Find the lines with "Relation" in them and copy them out.

^^^^

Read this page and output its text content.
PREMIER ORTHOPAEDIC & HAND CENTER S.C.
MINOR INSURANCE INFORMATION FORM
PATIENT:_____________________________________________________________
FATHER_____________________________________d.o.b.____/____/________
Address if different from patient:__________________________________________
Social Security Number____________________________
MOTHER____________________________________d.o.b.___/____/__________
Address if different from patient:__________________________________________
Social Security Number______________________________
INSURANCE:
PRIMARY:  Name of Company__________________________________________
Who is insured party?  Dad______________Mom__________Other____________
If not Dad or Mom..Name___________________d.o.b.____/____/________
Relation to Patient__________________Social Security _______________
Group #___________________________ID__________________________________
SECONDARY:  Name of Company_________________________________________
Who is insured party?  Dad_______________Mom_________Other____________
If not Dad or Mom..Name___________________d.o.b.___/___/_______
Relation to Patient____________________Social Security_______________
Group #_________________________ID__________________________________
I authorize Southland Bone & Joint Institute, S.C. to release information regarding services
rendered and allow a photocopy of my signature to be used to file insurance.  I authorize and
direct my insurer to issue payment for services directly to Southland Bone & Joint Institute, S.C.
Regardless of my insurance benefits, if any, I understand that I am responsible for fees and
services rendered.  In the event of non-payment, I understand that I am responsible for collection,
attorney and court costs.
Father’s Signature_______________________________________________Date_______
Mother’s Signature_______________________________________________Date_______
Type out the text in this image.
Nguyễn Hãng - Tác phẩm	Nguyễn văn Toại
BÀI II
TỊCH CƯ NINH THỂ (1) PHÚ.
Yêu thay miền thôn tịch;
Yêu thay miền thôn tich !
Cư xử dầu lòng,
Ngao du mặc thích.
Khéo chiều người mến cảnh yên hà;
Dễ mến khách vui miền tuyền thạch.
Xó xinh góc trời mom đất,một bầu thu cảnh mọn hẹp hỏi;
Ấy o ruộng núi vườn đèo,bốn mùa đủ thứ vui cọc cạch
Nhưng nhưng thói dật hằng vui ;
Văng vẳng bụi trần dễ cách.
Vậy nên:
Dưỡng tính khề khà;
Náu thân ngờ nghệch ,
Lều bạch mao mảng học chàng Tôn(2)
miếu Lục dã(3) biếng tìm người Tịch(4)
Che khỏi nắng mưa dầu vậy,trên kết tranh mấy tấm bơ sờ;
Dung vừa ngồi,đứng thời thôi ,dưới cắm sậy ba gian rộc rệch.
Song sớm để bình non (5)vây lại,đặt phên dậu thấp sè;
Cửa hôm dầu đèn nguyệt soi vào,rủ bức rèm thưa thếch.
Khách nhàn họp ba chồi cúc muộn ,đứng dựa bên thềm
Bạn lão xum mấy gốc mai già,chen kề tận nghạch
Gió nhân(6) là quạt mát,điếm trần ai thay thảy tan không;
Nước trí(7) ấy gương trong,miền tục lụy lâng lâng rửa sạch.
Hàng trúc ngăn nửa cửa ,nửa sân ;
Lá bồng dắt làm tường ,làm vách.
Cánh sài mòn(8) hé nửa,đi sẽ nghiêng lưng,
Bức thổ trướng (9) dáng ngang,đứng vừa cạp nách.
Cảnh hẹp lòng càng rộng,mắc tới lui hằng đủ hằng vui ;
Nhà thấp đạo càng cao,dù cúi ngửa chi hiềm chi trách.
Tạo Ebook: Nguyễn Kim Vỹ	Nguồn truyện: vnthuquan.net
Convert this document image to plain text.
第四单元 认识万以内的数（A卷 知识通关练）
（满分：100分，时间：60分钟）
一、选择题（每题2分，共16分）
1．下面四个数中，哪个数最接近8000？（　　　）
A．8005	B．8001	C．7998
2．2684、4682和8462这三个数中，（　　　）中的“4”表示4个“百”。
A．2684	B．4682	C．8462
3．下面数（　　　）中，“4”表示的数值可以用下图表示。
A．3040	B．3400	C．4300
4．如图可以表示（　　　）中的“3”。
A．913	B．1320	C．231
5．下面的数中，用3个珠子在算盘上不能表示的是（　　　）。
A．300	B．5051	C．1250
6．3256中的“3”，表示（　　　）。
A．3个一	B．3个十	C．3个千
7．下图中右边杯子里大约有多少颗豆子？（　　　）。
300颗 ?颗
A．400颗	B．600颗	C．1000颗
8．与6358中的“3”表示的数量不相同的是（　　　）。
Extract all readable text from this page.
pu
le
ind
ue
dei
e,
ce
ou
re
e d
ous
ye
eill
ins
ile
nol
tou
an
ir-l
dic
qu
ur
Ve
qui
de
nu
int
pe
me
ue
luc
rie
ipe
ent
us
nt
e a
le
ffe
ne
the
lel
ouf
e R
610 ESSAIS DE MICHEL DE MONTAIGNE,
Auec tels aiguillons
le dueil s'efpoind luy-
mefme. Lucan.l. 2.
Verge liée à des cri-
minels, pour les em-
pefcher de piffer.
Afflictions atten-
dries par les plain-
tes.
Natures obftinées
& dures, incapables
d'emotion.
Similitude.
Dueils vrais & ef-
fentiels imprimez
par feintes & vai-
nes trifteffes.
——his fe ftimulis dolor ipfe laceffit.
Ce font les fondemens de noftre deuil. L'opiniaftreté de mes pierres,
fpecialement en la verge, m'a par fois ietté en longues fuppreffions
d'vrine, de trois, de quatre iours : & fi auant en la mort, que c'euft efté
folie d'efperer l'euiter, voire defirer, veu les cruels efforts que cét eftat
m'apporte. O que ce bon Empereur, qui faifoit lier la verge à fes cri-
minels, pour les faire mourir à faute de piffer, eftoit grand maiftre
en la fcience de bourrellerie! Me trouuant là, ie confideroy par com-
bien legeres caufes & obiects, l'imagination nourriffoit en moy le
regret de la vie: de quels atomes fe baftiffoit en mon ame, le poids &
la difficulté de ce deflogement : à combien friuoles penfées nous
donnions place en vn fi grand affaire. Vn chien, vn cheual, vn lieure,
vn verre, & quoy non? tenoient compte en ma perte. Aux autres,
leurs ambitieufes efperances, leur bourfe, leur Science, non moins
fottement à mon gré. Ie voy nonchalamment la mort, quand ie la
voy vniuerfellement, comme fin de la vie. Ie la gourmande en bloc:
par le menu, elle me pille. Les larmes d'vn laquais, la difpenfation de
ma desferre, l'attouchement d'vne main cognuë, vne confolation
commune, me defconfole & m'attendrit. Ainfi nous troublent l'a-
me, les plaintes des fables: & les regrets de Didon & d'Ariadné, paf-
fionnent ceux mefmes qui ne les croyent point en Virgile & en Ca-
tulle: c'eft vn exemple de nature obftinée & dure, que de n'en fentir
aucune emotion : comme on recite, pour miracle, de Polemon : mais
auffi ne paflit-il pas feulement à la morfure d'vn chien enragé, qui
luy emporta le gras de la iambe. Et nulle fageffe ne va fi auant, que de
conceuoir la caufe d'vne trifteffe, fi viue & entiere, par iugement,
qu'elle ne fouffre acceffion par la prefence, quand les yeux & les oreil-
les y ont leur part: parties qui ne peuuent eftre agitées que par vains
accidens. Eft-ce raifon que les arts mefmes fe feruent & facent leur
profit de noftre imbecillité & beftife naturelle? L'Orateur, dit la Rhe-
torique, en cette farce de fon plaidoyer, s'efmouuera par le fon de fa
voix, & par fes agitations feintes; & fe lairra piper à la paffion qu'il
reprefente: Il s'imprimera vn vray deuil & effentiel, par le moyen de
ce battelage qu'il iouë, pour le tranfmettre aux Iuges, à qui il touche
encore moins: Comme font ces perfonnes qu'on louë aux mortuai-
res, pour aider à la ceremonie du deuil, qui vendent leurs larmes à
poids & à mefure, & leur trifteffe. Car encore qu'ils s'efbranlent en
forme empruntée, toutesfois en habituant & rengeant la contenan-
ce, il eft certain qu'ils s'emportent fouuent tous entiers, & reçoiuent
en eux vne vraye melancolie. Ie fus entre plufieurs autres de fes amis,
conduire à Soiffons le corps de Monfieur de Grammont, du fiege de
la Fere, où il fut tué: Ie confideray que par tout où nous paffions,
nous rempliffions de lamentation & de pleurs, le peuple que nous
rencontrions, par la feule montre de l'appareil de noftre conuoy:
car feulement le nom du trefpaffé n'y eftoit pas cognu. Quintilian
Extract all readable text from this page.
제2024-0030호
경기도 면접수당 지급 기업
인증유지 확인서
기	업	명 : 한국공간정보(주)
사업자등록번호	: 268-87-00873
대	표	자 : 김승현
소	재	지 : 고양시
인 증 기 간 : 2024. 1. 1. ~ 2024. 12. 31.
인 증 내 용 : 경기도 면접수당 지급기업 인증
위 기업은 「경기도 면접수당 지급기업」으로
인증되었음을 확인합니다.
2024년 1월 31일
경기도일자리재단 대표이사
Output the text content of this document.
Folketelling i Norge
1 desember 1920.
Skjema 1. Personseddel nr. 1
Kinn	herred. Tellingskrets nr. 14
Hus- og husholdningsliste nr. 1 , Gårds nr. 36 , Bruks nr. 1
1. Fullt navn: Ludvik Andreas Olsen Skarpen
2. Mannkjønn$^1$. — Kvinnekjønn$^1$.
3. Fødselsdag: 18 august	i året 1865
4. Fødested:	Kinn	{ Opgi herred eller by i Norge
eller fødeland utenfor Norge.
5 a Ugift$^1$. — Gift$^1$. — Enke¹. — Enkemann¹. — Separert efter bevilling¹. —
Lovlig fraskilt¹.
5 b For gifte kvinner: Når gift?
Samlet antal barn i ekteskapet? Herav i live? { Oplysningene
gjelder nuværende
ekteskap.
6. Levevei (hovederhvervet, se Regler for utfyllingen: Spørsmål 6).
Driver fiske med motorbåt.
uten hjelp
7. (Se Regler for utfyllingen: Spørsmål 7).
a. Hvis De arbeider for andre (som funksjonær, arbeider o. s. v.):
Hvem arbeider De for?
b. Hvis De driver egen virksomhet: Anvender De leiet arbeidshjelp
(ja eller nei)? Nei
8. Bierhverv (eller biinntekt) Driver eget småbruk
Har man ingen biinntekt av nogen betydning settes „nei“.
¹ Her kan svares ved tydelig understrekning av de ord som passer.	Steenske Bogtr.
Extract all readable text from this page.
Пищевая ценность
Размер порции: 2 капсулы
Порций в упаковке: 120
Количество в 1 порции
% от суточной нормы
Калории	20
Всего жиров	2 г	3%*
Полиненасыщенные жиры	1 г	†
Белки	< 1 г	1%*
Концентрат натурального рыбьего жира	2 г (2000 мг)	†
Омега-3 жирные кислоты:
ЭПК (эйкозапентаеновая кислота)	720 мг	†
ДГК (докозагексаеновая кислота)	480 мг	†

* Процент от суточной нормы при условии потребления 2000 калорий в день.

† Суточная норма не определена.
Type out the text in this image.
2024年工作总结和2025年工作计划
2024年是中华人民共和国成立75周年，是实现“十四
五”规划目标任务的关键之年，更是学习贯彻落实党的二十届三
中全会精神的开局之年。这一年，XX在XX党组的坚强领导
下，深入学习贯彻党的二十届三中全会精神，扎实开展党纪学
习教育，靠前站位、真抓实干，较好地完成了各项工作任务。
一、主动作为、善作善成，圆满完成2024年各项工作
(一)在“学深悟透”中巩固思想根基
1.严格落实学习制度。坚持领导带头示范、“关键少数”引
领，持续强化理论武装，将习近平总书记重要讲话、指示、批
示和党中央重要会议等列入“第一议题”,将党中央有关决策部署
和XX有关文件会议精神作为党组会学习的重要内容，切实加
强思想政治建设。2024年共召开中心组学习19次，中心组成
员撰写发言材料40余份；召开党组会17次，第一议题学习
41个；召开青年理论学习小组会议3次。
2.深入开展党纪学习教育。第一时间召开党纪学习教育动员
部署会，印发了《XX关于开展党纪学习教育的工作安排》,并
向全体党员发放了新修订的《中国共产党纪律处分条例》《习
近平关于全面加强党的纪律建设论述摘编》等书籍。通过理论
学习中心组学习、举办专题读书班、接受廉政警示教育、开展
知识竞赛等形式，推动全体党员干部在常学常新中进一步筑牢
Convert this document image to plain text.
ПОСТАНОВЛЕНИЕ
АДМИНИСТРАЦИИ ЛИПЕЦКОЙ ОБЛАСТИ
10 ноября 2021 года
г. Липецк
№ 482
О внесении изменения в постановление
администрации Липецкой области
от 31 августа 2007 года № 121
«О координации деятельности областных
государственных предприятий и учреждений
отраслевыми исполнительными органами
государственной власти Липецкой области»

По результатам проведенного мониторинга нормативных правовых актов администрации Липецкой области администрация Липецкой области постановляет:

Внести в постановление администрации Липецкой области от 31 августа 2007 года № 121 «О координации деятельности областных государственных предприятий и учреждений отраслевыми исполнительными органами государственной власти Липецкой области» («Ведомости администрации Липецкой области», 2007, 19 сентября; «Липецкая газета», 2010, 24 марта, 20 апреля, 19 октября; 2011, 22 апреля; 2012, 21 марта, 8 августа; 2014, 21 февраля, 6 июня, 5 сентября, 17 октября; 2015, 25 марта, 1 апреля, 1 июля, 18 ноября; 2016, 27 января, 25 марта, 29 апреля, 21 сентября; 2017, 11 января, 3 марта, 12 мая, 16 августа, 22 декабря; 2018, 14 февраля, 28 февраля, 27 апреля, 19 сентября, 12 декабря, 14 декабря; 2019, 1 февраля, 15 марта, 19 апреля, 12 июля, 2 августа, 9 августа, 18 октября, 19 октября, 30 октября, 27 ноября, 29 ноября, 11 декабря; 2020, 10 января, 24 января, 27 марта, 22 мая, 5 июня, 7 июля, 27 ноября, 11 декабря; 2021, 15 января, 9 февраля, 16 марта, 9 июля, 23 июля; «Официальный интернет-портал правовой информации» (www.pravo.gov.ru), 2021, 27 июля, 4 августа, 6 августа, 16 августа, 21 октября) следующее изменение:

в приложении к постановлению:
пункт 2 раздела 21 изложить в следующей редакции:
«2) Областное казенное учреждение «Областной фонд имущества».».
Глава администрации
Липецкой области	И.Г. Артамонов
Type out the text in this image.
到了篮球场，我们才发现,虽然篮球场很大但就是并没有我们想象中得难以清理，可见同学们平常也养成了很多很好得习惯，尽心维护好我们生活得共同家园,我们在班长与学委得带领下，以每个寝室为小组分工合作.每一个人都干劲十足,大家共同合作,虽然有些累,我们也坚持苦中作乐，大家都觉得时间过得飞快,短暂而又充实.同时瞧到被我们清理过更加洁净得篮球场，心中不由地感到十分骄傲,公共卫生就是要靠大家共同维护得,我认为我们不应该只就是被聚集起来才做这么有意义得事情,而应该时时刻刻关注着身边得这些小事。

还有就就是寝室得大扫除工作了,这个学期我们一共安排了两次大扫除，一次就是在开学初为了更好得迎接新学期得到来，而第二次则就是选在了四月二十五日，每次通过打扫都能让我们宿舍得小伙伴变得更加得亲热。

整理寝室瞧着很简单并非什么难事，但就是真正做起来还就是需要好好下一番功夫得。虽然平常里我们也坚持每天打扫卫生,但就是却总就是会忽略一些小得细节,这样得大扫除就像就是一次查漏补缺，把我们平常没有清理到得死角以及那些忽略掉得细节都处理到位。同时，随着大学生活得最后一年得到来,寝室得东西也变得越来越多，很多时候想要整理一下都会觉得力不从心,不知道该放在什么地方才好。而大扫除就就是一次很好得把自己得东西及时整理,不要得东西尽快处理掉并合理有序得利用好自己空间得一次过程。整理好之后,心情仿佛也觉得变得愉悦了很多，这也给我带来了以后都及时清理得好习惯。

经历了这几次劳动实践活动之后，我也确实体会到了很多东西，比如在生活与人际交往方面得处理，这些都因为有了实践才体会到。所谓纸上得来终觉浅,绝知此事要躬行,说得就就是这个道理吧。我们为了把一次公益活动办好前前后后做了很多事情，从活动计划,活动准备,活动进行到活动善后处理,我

^^^^

▸ **Final answer**
Relation to Patient__________________Social Security _______________
Relation to Patient____________________Social Security_______________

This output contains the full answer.